● **Records shown**
◇ ◇ ◇

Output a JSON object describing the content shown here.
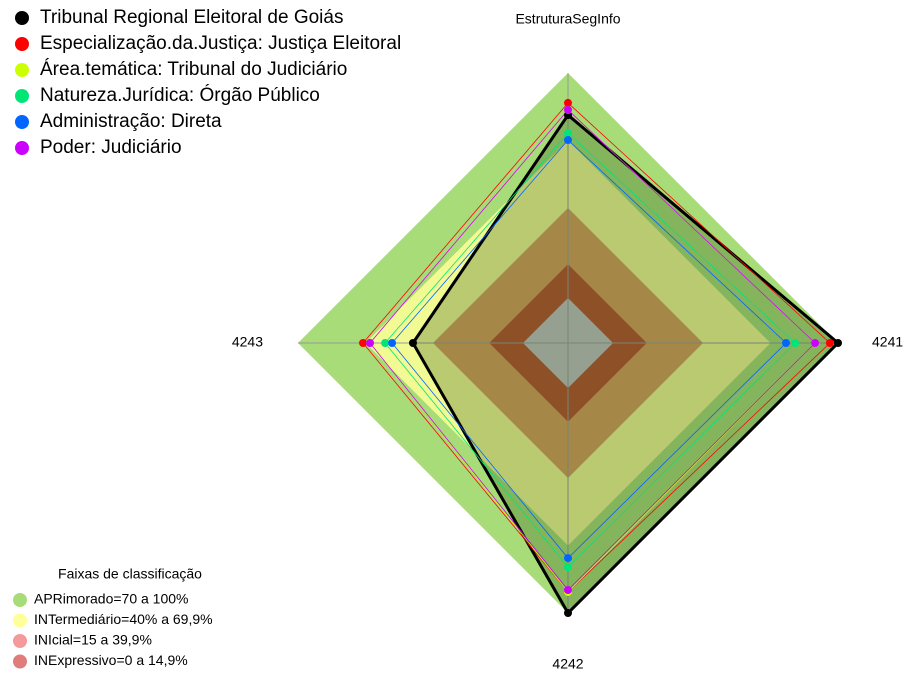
{
  "chart_data": {
    "type": "radar",
    "categories": [
      "EstruturaSegInfo",
      "4241",
      "4242",
      "4243"
    ],
    "rlim": [
      0,
      100
    ],
    "series": [
      {
        "name": "Tribunal Regional Eleitoral de Goiás",
        "color": "#000000",
        "values": [
          81.3,
          100,
          100,
          48.9
        ]
      },
      {
        "name": "Especialização.da.Justiça: Justiça Eleitoral",
        "color": "#ff0000",
        "values": [
          86.7,
          96.4,
          90.7,
          71.1
        ]
      },
      {
        "name": "Área.temática: Tribunal do Judiciário",
        "color": "#ccff00",
        "values": [
          83.6,
          89.8,
          90.7,
          68
        ]
      },
      {
        "name": "Natureza.Jurídica: Órgão Público",
        "color": "#00e676",
        "values": [
          73.3,
          80.9,
          79.6,
          61.3
        ]
      },
      {
        "name": "Administração: Direta",
        "color": "#0066ff",
        "values": [
          70.2,
          76.9,
          75.6,
          58.2
        ]
      },
      {
        "name": "Poder: Judiciário",
        "color": "#cc00ff",
        "values": [
          83.6,
          89.8,
          89.8,
          68
        ]
      }
    ],
    "bands_title": "Faixas de classificação",
    "bands": [
      {
        "label": "APRimorado=70 a 100%",
        "color": "#a8dc78",
        "min": 70,
        "max": 100
      },
      {
        "label": "INTermediário=40% a 69,9%",
        "color": "#ffff99",
        "min": 40,
        "max": 70
      },
      {
        "label": "INIcial=15 a 39,9%",
        "color": "#f49a9a",
        "min": 15,
        "max": 40
      },
      {
        "label": "INExpressivo=0 a 14,9%",
        "color": "#e07c7c",
        "min": 0,
        "max": 15
      }
    ]
  }
}
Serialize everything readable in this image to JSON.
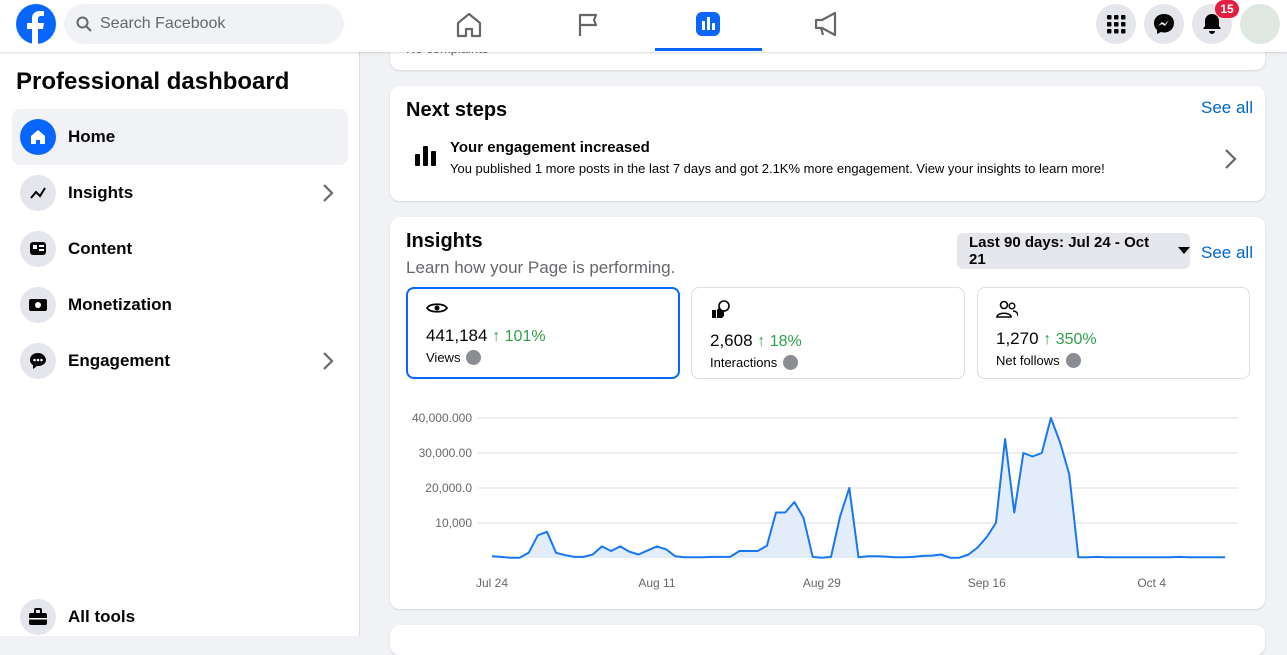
{
  "header": {
    "search_placeholder": "Search Facebook",
    "notification_count": 15
  },
  "sidebar": {
    "title": "Professional dashboard",
    "items": [
      "Home",
      "Insights",
      "Content",
      "Monetization",
      "Engagement"
    ],
    "all_tools": "All tools"
  },
  "top_card": {
    "text": "No complaints"
  },
  "next_steps": {
    "title": "Next steps",
    "see_all": "See all",
    "item_title": "Your engagement increased",
    "item_text": "You published 1 more posts in the last 7 days and got 2.1K% more engagement. View your insights to learn more!"
  },
  "insights": {
    "title": "Insights",
    "subtitle": "Learn how your Page is performing.",
    "date_range": "Last 90 days: Jul 24 - Oct 21",
    "see_all": "See all",
    "cards": [
      {
        "value": "441,184",
        "change": "101%",
        "label": "Views"
      },
      {
        "value": "2,608",
        "change": "18%",
        "label": "Interactions"
      },
      {
        "value": "1,270",
        "change": "350%",
        "label": "Net follows"
      }
    ]
  },
  "chart_data": {
    "type": "line",
    "color": "#1877f2",
    "area_color": "#e3edfa",
    "categories": [
      "Jul 24",
      null,
      null,
      null,
      null,
      null,
      null,
      null,
      null,
      null,
      null,
      null,
      null,
      null,
      null,
      null,
      null,
      null,
      "Aug 11",
      null,
      null,
      null,
      null,
      null,
      null,
      null,
      null,
      null,
      null,
      null,
      null,
      null,
      null,
      null,
      null,
      null,
      "Aug 29",
      null,
      null,
      null,
      null,
      null,
      null,
      null,
      null,
      null,
      null,
      null,
      null,
      null,
      null,
      null,
      null,
      null,
      "Sep 16",
      null,
      null,
      null,
      null,
      null,
      null,
      null,
      null,
      null,
      null,
      null,
      null,
      null,
      null,
      null,
      null,
      null,
      "Oct 4",
      null,
      null,
      null,
      null,
      null,
      null,
      null,
      null
    ],
    "values": [
      500,
      300,
      100,
      100,
      1500,
      6500,
      7500,
      1500,
      800,
      300,
      300,
      1000,
      3300,
      2000,
      3300,
      1800,
      1000,
      2200,
      3300,
      2500,
      500,
      200,
      200,
      200,
      300,
      300,
      300,
      2000,
      2000,
      2000,
      3500,
      13000,
      13000,
      16000,
      11500,
      300,
      100,
      300,
      12000,
      20000,
      200,
      500,
      500,
      400,
      200,
      200,
      300,
      600,
      700,
      1000,
      100,
      100,
      1000,
      3000,
      6000,
      10000,
      34000,
      13000,
      30000,
      29000,
      30000,
      40000,
      33000,
      24000,
      200,
      200,
      300,
      200,
      200,
      200,
      200,
      200,
      200,
      200,
      200,
      300,
      200,
      200,
      200,
      200,
      200
    ],
    "ylim": [
      0,
      40000
    ],
    "yticks": [
      {
        "value": 10000,
        "label": "10,000"
      },
      {
        "value": 20000,
        "label": "20,000.0"
      },
      {
        "value": 30000,
        "label": "30,000.00"
      },
      {
        "value": 40000,
        "label": "40,000.000"
      }
    ],
    "grid": true
  }
}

◇ ◇ ◇

● **Directions for this task**
Repeat each record exactly, with the pictures left out.

● **Task output**
Output a JSON object describing the content shown here.
{
  "chart_data": {
    "type": "radar",
    "categories": [
      "EstruturaSegInfo",
      "4241",
      "4242",
      "4243"
    ],
    "rlim": [
      0,
      100
    ],
    "series": [
      {
        "name": "Tribunal Regional Eleitoral de Goiás",
        "color": "#000000",
        "values": [
          81.3,
          100,
          100,
          48.9
        ]
      },
      {
        "name": "Especialização.da.Justiça: Justiça Eleitoral",
        "color": "#ff0000",
        "values": [
          86.7,
          96.4,
          90.7,
          71.1
        ]
      },
      {
        "name": "Área.temática: Tribunal do Judiciário",
        "color": "#ccff00",
        "values": [
          83.6,
          89.8,
          90.7,
          68
        ]
      },
      {
        "name": "Natureza.Jurídica: Órgão Público",
        "color": "#00e676",
        "values": [
          73.3,
          80.9,
          79.6,
          61.3
        ]
      },
      {
        "name": "Administração: Direta",
        "color": "#0066ff",
        "values": [
          70.2,
          76.9,
          75.6,
          58.2
        ]
      },
      {
        "name": "Poder: Judiciário",
        "color": "#cc00ff",
        "values": [
          83.6,
          89.8,
          89.8,
          68
        ]
      }
    ],
    "bands_title": "Faixas de classificação",
    "bands": [
      {
        "label": "APRimorado=70 a 100%",
        "color": "#a8dc78",
        "min": 70,
        "max": 100
      },
      {
        "label": "INTermediário=40% a 69,9%",
        "color": "#ffff99",
        "min": 40,
        "max": 70
      },
      {
        "label": "INIcial=15 a 39,9%",
        "color": "#f49a9a",
        "min": 15,
        "max": 40
      },
      {
        "label": "INExpressivo=0 a 14,9%",
        "color": "#e07c7c",
        "min": 0,
        "max": 15
      }
    ]
  }
}
Serialize everything readable in this image to JSON.
{
  "header": {
    "search_placeholder": "Search Facebook",
    "notification_count": 15
  },
  "sidebar": {
    "title": "Professional dashboard",
    "items": [
      "Home",
      "Insights",
      "Content",
      "Monetization",
      "Engagement"
    ],
    "all_tools": "All tools"
  },
  "top_card": {
    "text": "No complaints"
  },
  "next_steps": {
    "title": "Next steps",
    "see_all": "See all",
    "item_title": "Your engagement increased",
    "item_text": "You published 1 more posts in the last 7 days and got 2.1K% more engagement. View your insights to learn more!"
  },
  "insights": {
    "title": "Insights",
    "subtitle": "Learn how your Page is performing.",
    "date_range": "Last 90 days: Jul 24 - Oct 21",
    "see_all": "See all",
    "cards": [
      {
        "value": "441,184",
        "change": "101%",
        "label": "Views"
      },
      {
        "value": "2,608",
        "change": "18%",
        "label": "Interactions"
      },
      {
        "value": "1,270",
        "change": "350%",
        "label": "Net follows"
      }
    ]
  },
  "chart_data": {
    "type": "line",
    "color": "#1877f2",
    "area_color": "#e3edfa",
    "categories": [
      "Jul 24",
      null,
      null,
      null,
      null,
      null,
      null,
      null,
      null,
      null,
      null,
      null,
      null,
      null,
      null,
      null,
      null,
      null,
      "Aug 11",
      null,
      null,
      null,
      null,
      null,
      null,
      null,
      null,
      null,
      null,
      null,
      null,
      null,
      null,
      null,
      null,
      null,
      "Aug 29",
      null,
      null,
      null,
      null,
      null,
      null,
      null,
      null,
      null,
      null,
      null,
      null,
      null,
      null,
      null,
      null,
      null,
      "Sep 16",
      null,
      null,
      null,
      null,
      null,
      null,
      null,
      null,
      null,
      null,
      null,
      null,
      null,
      null,
      null,
      null,
      null,
      "Oct 4",
      null,
      null,
      null,
      null,
      null,
      null,
      null,
      null
    ],
    "values": [
      500,
      300,
      100,
      100,
      1500,
      6500,
      7500,
      1500,
      800,
      300,
      300,
      1000,
      3300,
      2000,
      3300,
      1800,
      1000,
      2200,
      3300,
      2500,
      500,
      200,
      200,
      200,
      300,
      300,
      300,
      2000,
      2000,
      2000,
      3500,
      13000,
      13000,
      16000,
      11500,
      300,
      100,
      300,
      12000,
      20000,
      200,
      500,
      500,
      400,
      200,
      200,
      300,
      600,
      700,
      1000,
      100,
      100,
      1000,
      3000,
      6000,
      10000,
      34000,
      13000,
      30000,
      29000,
      30000,
      40000,
      33000,
      24000,
      200,
      200,
      300,
      200,
      200,
      200,
      200,
      200,
      200,
      200,
      200,
      300,
      200,
      200,
      200,
      200,
      200
    ],
    "ylim": [
      0,
      40000
    ],
    "yticks": [
      {
        "value": 10000,
        "label": "10,000"
      },
      {
        "value": 20000,
        "label": "20,000.0"
      },
      {
        "value": 30000,
        "label": "30,000.00"
      },
      {
        "value": 40000,
        "label": "40,000.000"
      }
    ],
    "grid": true
  }
}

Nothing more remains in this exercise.